WORK TO DO
Reproduce all of the data exactly.

DATA SUPPLIED
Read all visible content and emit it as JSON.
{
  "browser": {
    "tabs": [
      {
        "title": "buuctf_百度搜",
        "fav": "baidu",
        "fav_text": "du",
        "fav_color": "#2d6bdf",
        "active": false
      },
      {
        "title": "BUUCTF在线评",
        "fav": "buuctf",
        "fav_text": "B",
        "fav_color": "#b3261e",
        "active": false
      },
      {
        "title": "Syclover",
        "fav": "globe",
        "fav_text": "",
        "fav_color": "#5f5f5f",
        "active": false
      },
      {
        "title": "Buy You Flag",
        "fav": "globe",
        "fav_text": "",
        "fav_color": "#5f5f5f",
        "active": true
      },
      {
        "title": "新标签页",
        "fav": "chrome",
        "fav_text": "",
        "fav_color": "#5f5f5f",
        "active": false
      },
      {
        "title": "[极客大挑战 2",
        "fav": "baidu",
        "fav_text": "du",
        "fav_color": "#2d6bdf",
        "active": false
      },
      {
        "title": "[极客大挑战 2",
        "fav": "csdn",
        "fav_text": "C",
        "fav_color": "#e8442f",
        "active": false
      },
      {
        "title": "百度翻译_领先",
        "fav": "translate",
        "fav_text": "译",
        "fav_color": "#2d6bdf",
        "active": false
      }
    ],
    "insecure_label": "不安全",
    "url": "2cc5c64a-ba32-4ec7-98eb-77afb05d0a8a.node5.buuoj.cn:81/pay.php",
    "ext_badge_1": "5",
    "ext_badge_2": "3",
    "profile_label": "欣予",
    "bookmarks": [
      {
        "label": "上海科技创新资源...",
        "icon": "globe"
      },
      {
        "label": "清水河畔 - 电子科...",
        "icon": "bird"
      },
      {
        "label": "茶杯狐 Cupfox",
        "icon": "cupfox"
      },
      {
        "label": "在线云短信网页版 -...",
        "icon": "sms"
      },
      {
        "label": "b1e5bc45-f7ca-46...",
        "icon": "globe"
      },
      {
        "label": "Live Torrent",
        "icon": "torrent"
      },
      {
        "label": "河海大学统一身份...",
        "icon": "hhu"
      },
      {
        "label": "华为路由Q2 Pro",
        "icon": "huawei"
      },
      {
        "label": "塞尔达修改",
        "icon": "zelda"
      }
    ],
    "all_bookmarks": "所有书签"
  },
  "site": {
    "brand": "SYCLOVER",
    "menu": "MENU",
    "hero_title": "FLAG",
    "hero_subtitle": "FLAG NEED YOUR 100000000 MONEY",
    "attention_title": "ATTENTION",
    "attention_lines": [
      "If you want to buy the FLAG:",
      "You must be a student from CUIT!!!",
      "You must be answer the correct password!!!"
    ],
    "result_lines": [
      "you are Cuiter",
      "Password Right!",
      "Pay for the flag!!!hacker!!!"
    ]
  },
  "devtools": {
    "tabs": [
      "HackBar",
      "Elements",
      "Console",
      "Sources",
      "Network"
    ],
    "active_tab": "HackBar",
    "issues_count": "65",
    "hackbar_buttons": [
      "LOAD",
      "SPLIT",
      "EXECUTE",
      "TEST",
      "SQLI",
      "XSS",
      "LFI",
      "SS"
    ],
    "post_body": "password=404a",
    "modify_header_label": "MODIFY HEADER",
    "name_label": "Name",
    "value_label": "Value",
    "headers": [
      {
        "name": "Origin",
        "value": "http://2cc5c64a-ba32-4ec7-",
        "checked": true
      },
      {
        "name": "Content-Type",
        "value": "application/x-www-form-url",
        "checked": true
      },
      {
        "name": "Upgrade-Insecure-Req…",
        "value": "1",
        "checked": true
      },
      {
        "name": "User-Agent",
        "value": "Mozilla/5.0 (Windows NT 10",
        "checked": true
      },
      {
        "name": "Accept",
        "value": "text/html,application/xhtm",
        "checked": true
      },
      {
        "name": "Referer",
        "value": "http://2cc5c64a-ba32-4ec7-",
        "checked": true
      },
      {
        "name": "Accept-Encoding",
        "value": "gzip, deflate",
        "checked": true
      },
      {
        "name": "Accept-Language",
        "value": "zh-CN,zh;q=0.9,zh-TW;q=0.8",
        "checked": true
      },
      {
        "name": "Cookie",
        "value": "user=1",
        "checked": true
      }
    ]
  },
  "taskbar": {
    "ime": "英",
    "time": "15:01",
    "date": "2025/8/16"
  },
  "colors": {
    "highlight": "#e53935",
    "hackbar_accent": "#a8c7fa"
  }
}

SOLVED PROBLEM
Read all visible content and emit it as JSON.
{
  "browser": {
    "tabs": [
      {
        "title": "buuctf_百度搜",
        "fav": "baidu",
        "fav_text": "du",
        "fav_color": "#2d6bdf",
        "active": false
      },
      {
        "title": "BUUCTF在线评",
        "fav": "buuctf",
        "fav_text": "B",
        "fav_color": "#b3261e",
        "active": false
      },
      {
        "title": "Syclover",
        "fav": "globe",
        "fav_text": "",
        "fav_color": "#5f5f5f",
        "active": false
      },
      {
        "title": "Buy You Flag",
        "fav": "globe",
        "fav_text": "",
        "fav_color": "#5f5f5f",
        "active": true
      },
      {
        "title": "新标签页",
        "fav": "chrome",
        "fav_text": "",
        "fav_color": "#5f5f5f",
        "active": false
      },
      {
        "title": "[极客大挑战 2",
        "fav": "baidu",
        "fav_text": "du",
        "fav_color": "#2d6bdf",
        "active": false
      },
      {
        "title": "[极客大挑战 2",
        "fav": "csdn",
        "fav_text": "C",
        "fav_color": "#e8442f",
        "active": false
      },
      {
        "title": "百度翻译_领先",
        "fav": "translate",
        "fav_text": "译",
        "fav_color": "#2d6bdf",
        "active": false
      }
    ],
    "insecure_label": "不安全",
    "url": "2cc5c64a-ba32-4ec7-98eb-77afb05d0a8a.node5.buuoj.cn:81/pay.php",
    "ext_badge_1": "5",
    "ext_badge_2": "3",
    "profile_label": "欣予",
    "bookmarks": [
      {
        "label": "上海科技创新资源...",
        "icon": "globe"
      },
      {
        "label": "清水河畔 - 电子科...",
        "icon": "bird"
      },
      {
        "label": "茶杯狐 Cupfox",
        "icon": "cupfox"
      },
      {
        "label": "在线云短信网页版 -...",
        "icon": "sms"
      },
      {
        "label": "b1e5bc45-f7ca-46...",
        "icon": "globe"
      },
      {
        "label": "Live Torrent",
        "icon": "torrent"
      },
      {
        "label": "河海大学统一身份...",
        "icon": "hhu"
      },
      {
        "label": "华为路由Q2 Pro",
        "icon": "huawei"
      },
      {
        "label": "塞尔达修改",
        "icon": "zelda"
      }
    ],
    "all_bookmarks": "所有书签"
  },
  "site": {
    "brand": "SYCLOVER",
    "menu": "MENU",
    "hero_title": "FLAG",
    "hero_subtitle": "FLAG NEED YOUR 100000000 MONEY",
    "attention_title": "ATTENTION",
    "attention_lines": [
      "If you want to buy the FLAG:",
      "You must be a student from CUIT!!!",
      "You must be answer the correct password!!!"
    ],
    "result_lines": [
      "you are Cuiter",
      "Password Right!",
      "Pay for the flag!!!hacker!!!"
    ]
  },
  "devtools": {
    "tabs": [
      "HackBar",
      "Elements",
      "Console",
      "Sources",
      "Network"
    ],
    "active_tab": "HackBar",
    "issues_count": "65",
    "hackbar_buttons": [
      "LOAD",
      "SPLIT",
      "EXECUTE",
      "TEST",
      "SQLI",
      "XSS",
      "LFI",
      "SS"
    ],
    "post_body": "password=404a",
    "modify_header_label": "MODIFY HEADER",
    "name_label": "Name",
    "value_label": "Value",
    "headers": [
      {
        "name": "Origin",
        "value": "http://2cc5c64a-ba32-4ec7-",
        "checked": true
      },
      {
        "name": "Content-Type",
        "value": "application/x-www-form-url",
        "checked": true
      },
      {
        "name": "Upgrade-Insecure-Req…",
        "value": "1",
        "checked": true
      },
      {
        "name": "User-Agent",
        "value": "Mozilla/5.0 (Windows NT 10",
        "checked": true
      },
      {
        "name": "Accept",
        "value": "text/html,application/xhtm",
        "checked": true
      },
      {
        "name": "Referer",
        "value": "http://2cc5c64a-ba32-4ec7-",
        "checked": true
      },
      {
        "name": "Accept-Encoding",
        "value": "gzip, deflate",
        "checked": true
      },
      {
        "name": "Accept-Language",
        "value": "zh-CN,zh;q=0.9,zh-TW;q=0.8",
        "checked": true
      },
      {
        "name": "Cookie",
        "value": "user=1",
        "checked": true
      }
    ]
  },
  "taskbar": {
    "ime": "英",
    "time": "15:01",
    "date": "2025/8/16"
  },
  "colors": {
    "highlight": "#e53935",
    "hackbar_accent": "#a8c7fa"
  }
}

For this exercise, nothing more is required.